--- Begin Supplied records ---
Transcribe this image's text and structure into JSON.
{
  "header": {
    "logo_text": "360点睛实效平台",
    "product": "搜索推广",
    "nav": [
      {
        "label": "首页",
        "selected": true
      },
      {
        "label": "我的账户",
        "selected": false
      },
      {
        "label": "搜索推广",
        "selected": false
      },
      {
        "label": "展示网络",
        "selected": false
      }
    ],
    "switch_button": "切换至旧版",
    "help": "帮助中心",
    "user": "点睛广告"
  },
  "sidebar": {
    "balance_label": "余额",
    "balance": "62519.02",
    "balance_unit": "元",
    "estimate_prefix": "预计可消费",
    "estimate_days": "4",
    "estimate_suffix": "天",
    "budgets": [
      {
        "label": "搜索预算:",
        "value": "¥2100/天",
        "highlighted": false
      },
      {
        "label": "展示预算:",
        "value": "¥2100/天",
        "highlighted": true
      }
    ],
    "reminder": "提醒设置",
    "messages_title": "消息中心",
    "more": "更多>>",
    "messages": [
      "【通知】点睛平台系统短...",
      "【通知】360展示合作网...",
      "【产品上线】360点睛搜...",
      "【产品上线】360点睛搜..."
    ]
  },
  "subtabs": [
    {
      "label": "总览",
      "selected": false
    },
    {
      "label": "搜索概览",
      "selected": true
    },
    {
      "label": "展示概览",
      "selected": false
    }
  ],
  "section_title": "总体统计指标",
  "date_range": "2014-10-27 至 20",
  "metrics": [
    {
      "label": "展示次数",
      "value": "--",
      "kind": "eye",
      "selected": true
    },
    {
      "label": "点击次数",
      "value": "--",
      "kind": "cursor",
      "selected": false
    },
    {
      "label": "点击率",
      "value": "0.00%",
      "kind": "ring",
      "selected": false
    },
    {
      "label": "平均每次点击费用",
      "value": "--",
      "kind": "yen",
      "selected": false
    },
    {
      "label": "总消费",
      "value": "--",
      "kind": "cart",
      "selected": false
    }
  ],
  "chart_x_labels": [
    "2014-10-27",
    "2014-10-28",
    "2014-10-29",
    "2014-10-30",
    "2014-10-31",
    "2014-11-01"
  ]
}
--- End Supplied records ---
§ **Goal**
Give an exact repetition of all the material.

§ **Response to this exercise**
Transcribe this image's text and structure into JSON.
{
  "header": {
    "logo_text": "360点睛实效平台",
    "product": "搜索推广",
    "nav": [
      {
        "label": "首页",
        "selected": true
      },
      {
        "label": "我的账户",
        "selected": false
      },
      {
        "label": "搜索推广",
        "selected": false
      },
      {
        "label": "展示网络",
        "selected": false
      }
    ],
    "switch_button": "切换至旧版",
    "help": "帮助中心",
    "user": "点睛广告"
  },
  "sidebar": {
    "balance_label": "余额",
    "balance": "62519.02",
    "balance_unit": "元",
    "estimate_prefix": "预计可消费",
    "estimate_days": "4",
    "estimate_suffix": "天",
    "budgets": [
      {
        "label": "搜索预算:",
        "value": "¥2100/天",
        "highlighted": false
      },
      {
        "label": "展示预算:",
        "value": "¥2100/天",
        "highlighted": true
      }
    ],
    "reminder": "提醒设置",
    "messages_title": "消息中心",
    "more": "更多>>",
    "messages": [
      "【通知】点睛平台系统短...",
      "【通知】360展示合作网...",
      "【产品上线】360点睛搜...",
      "【产品上线】360点睛搜..."
    ]
  },
  "subtabs": [
    {
      "label": "总览",
      "selected": false
    },
    {
      "label": "搜索概览",
      "selected": true
    },
    {
      "label": "展示概览",
      "selected": false
    }
  ],
  "section_title": "总体统计指标",
  "date_range": "2014-10-27 至 20",
  "metrics": [
    {
      "label": "展示次数",
      "value": "--",
      "kind": "eye",
      "selected": true
    },
    {
      "label": "点击次数",
      "value": "--",
      "kind": "cursor",
      "selected": false
    },
    {
      "label": "点击率",
      "value": "0.00%",
      "kind": "ring",
      "selected": false
    },
    {
      "label": "平均每次点击费用",
      "value": "--",
      "kind": "yen",
      "selected": false
    },
    {
      "label": "总消费",
      "value": "--",
      "kind": "cart",
      "selected": false
    }
  ],
  "chart_x_labels": [
    "2014-10-27",
    "2014-10-28",
    "2014-10-29",
    "2014-10-30",
    "2014-10-31",
    "2014-11-01"
  ]
}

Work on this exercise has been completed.